▶ **Exercise data**
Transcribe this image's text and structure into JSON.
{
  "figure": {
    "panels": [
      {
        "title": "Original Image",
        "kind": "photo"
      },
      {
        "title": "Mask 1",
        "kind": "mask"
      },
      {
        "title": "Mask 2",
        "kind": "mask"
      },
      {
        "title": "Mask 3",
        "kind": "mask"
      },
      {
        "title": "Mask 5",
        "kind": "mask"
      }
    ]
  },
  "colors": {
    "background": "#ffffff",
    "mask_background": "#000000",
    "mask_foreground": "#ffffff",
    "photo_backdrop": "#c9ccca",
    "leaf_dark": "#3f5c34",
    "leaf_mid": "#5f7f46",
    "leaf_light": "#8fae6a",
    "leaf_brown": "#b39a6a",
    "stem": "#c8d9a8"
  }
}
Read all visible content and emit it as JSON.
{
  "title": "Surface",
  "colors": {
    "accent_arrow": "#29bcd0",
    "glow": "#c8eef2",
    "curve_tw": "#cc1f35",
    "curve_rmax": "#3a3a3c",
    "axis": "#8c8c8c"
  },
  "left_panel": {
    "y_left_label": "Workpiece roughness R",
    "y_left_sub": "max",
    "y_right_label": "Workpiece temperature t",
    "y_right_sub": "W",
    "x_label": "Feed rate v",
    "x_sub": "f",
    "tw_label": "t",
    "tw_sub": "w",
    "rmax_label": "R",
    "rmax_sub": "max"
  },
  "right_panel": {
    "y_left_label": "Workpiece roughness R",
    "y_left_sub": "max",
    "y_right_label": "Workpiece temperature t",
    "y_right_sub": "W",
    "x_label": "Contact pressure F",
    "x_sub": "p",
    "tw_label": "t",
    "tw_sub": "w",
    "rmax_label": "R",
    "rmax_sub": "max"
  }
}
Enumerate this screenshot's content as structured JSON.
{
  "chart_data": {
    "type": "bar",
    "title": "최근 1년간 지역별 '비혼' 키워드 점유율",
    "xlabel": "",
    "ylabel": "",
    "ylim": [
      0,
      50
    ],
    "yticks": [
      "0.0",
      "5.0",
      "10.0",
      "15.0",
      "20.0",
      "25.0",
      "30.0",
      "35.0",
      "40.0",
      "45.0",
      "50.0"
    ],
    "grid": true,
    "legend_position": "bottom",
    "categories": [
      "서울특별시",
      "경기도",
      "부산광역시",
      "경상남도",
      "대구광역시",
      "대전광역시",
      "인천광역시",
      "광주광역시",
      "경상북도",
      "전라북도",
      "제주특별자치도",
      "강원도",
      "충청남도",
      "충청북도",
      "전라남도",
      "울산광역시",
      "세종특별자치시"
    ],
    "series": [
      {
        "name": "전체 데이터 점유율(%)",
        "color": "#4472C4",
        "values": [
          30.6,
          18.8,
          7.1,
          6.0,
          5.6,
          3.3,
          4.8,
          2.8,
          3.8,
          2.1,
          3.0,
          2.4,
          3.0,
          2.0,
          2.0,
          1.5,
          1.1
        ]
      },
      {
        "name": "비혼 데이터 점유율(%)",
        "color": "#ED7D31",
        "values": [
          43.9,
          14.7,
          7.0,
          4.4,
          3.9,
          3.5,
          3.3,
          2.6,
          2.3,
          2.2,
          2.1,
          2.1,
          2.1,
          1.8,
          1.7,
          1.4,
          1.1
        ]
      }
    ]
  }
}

▶ **Required task**
Every record above needs to be repeated word for word.

▶ **Exercise solution**
Transcribe this image's text and structure into JSON.
{
  "figure": {
    "panels": [
      {
        "title": "Original Image",
        "kind": "photo"
      },
      {
        "title": "Mask 1",
        "kind": "mask"
      },
      {
        "title": "Mask 2",
        "kind": "mask"
      },
      {
        "title": "Mask 3",
        "kind": "mask"
      },
      {
        "title": "Mask 5",
        "kind": "mask"
      }
    ]
  },
  "colors": {
    "background": "#ffffff",
    "mask_background": "#000000",
    "mask_foreground": "#ffffff",
    "photo_backdrop": "#c9ccca",
    "leaf_dark": "#3f5c34",
    "leaf_mid": "#5f7f46",
    "leaf_light": "#8fae6a",
    "leaf_brown": "#b39a6a",
    "stem": "#c8d9a8"
  }
}
Read all visible content and emit it as JSON.
{
  "title": "Surface",
  "colors": {
    "accent_arrow": "#29bcd0",
    "glow": "#c8eef2",
    "curve_tw": "#cc1f35",
    "curve_rmax": "#3a3a3c",
    "axis": "#8c8c8c"
  },
  "left_panel": {
    "y_left_label": "Workpiece roughness R",
    "y_left_sub": "max",
    "y_right_label": "Workpiece temperature t",
    "y_right_sub": "W",
    "x_label": "Feed rate v",
    "x_sub": "f",
    "tw_label": "t",
    "tw_sub": "w",
    "rmax_label": "R",
    "rmax_sub": "max"
  },
  "right_panel": {
    "y_left_label": "Workpiece roughness R",
    "y_left_sub": "max",
    "y_right_label": "Workpiece temperature t",
    "y_right_sub": "W",
    "x_label": "Contact pressure F",
    "x_sub": "p",
    "tw_label": "t",
    "tw_sub": "w",
    "rmax_label": "R",
    "rmax_sub": "max"
  }
}
Enumerate this screenshot's content as structured JSON.
{
  "chart_data": {
    "type": "bar",
    "title": "최근 1년간 지역별 '비혼' 키워드 점유율",
    "xlabel": "",
    "ylabel": "",
    "ylim": [
      0,
      50
    ],
    "yticks": [
      "0.0",
      "5.0",
      "10.0",
      "15.0",
      "20.0",
      "25.0",
      "30.0",
      "35.0",
      "40.0",
      "45.0",
      "50.0"
    ],
    "grid": true,
    "legend_position": "bottom",
    "categories": [
      "서울특별시",
      "경기도",
      "부산광역시",
      "경상남도",
      "대구광역시",
      "대전광역시",
      "인천광역시",
      "광주광역시",
      "경상북도",
      "전라북도",
      "제주특별자치도",
      "강원도",
      "충청남도",
      "충청북도",
      "전라남도",
      "울산광역시",
      "세종특별자치시"
    ],
    "series": [
      {
        "name": "전체 데이터 점유율(%)",
        "color": "#4472C4",
        "values": [
          30.6,
          18.8,
          7.1,
          6.0,
          5.6,
          3.3,
          4.8,
          2.8,
          3.8,
          2.1,
          3.0,
          2.4,
          3.0,
          2.0,
          2.0,
          1.5,
          1.1
        ]
      },
      {
        "name": "비혼 데이터 점유율(%)",
        "color": "#ED7D31",
        "values": [
          43.9,
          14.7,
          7.0,
          4.4,
          3.9,
          3.5,
          3.3,
          2.6,
          2.3,
          2.2,
          2.1,
          2.1,
          2.1,
          1.8,
          1.7,
          1.4,
          1.1
        ]
      }
    ]
  }
}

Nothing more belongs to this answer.